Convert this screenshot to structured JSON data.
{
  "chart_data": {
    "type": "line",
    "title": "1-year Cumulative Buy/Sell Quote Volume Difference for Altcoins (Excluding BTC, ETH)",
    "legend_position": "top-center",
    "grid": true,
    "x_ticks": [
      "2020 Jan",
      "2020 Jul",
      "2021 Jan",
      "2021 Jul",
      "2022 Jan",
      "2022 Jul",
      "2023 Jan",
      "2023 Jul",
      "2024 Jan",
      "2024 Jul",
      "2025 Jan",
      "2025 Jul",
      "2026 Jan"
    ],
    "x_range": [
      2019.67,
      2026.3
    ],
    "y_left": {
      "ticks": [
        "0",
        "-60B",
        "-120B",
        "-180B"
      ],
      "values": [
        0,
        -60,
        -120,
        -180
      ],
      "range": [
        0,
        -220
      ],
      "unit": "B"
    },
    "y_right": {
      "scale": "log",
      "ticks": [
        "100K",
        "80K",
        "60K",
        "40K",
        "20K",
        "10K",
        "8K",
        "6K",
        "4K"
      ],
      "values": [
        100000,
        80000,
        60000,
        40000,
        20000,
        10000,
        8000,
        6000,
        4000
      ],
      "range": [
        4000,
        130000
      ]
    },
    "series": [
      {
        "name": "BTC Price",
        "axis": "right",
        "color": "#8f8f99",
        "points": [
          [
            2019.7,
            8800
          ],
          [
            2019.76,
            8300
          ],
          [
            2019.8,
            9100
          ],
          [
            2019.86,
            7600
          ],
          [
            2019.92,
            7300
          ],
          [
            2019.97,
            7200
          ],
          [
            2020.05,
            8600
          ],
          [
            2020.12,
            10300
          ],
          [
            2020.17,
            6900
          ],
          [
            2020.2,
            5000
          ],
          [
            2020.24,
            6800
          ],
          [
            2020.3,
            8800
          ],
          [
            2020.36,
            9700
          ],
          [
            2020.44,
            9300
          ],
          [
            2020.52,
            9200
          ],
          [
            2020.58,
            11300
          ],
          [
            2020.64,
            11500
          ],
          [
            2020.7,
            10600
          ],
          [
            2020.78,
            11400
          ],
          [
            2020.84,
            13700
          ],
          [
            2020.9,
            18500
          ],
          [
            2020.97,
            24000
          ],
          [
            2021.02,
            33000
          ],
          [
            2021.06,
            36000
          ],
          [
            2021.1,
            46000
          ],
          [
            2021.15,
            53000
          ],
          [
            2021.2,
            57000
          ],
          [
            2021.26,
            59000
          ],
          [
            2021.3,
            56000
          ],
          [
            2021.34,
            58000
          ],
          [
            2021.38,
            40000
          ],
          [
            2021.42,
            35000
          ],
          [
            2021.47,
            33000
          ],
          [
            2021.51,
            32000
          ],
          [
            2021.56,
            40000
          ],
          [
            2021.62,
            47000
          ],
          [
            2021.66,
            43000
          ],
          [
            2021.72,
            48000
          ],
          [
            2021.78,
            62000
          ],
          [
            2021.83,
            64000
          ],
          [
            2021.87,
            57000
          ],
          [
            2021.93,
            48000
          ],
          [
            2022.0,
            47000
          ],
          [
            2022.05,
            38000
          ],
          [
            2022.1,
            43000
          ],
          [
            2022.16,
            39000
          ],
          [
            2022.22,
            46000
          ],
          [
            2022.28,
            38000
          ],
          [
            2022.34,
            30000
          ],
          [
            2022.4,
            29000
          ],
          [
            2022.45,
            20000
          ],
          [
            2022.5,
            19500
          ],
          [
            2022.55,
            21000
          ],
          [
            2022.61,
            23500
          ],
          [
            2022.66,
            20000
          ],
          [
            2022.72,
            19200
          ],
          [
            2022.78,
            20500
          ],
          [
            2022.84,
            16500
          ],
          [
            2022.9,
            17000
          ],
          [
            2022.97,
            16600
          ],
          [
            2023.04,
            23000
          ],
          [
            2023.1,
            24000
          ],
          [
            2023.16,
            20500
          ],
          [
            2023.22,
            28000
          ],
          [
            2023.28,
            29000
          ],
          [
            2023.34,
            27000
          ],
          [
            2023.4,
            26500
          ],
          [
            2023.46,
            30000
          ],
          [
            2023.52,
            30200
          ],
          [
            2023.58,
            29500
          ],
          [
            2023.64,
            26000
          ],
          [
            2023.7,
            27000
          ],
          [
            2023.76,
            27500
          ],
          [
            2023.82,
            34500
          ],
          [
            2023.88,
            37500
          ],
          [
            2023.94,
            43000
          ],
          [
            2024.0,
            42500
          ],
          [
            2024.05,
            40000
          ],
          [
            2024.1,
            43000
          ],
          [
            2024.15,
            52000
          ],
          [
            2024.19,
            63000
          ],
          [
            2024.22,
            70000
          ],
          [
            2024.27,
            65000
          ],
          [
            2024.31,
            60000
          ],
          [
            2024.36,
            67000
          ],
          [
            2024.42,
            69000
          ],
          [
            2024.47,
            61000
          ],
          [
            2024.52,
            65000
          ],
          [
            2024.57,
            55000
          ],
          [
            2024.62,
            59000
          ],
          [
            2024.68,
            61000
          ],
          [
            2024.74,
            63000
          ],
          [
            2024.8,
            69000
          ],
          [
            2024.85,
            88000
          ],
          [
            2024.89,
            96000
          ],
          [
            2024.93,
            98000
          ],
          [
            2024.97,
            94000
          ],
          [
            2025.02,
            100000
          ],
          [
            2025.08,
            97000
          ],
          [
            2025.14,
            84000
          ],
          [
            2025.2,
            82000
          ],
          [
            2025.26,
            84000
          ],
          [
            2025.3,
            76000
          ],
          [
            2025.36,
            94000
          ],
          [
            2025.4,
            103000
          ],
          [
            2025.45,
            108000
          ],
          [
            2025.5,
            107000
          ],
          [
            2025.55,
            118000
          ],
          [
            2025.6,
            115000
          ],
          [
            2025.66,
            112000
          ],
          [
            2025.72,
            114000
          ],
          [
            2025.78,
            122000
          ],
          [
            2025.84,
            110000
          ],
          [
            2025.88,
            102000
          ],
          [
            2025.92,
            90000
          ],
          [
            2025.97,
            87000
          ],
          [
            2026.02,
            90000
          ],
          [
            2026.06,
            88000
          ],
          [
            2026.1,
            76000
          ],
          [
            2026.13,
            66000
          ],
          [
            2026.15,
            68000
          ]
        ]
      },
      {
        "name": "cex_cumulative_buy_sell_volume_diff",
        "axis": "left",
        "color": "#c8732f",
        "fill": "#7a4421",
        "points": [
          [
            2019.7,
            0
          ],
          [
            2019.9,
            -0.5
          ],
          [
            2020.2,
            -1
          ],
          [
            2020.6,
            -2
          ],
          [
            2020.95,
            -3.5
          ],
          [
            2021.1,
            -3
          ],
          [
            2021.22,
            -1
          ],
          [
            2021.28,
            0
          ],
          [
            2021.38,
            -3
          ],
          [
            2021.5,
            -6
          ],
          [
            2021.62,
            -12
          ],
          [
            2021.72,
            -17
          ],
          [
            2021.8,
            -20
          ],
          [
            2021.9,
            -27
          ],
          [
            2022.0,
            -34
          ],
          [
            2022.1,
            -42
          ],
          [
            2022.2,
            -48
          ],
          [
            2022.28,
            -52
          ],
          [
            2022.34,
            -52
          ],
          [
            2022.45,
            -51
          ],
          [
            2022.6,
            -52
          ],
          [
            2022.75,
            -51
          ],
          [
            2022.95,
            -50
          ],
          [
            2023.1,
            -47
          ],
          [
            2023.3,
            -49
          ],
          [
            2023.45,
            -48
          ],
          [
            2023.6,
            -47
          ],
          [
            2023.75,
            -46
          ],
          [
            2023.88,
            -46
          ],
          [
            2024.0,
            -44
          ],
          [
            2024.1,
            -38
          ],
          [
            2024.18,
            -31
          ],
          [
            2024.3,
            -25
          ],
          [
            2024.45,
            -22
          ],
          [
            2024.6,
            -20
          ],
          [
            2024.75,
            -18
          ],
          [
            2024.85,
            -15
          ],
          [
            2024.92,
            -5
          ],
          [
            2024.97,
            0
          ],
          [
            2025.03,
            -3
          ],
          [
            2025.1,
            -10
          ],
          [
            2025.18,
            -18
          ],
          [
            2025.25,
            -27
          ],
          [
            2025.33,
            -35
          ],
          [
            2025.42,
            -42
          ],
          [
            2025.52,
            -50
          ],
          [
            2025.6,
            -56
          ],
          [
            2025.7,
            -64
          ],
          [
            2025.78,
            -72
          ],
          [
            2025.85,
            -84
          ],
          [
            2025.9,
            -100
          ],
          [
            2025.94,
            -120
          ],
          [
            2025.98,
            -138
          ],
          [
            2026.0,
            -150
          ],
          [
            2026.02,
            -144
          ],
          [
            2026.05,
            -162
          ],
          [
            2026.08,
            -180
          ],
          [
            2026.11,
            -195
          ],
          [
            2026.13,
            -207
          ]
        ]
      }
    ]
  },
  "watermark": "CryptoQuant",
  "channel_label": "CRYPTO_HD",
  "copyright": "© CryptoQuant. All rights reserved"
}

■ ■ ■ ■

| DIRECTIVE |
Go through the listing above line by line and say how many lines hold the word "CryptoQuant". Reply with that number only.

| TASK SOLUTION |
2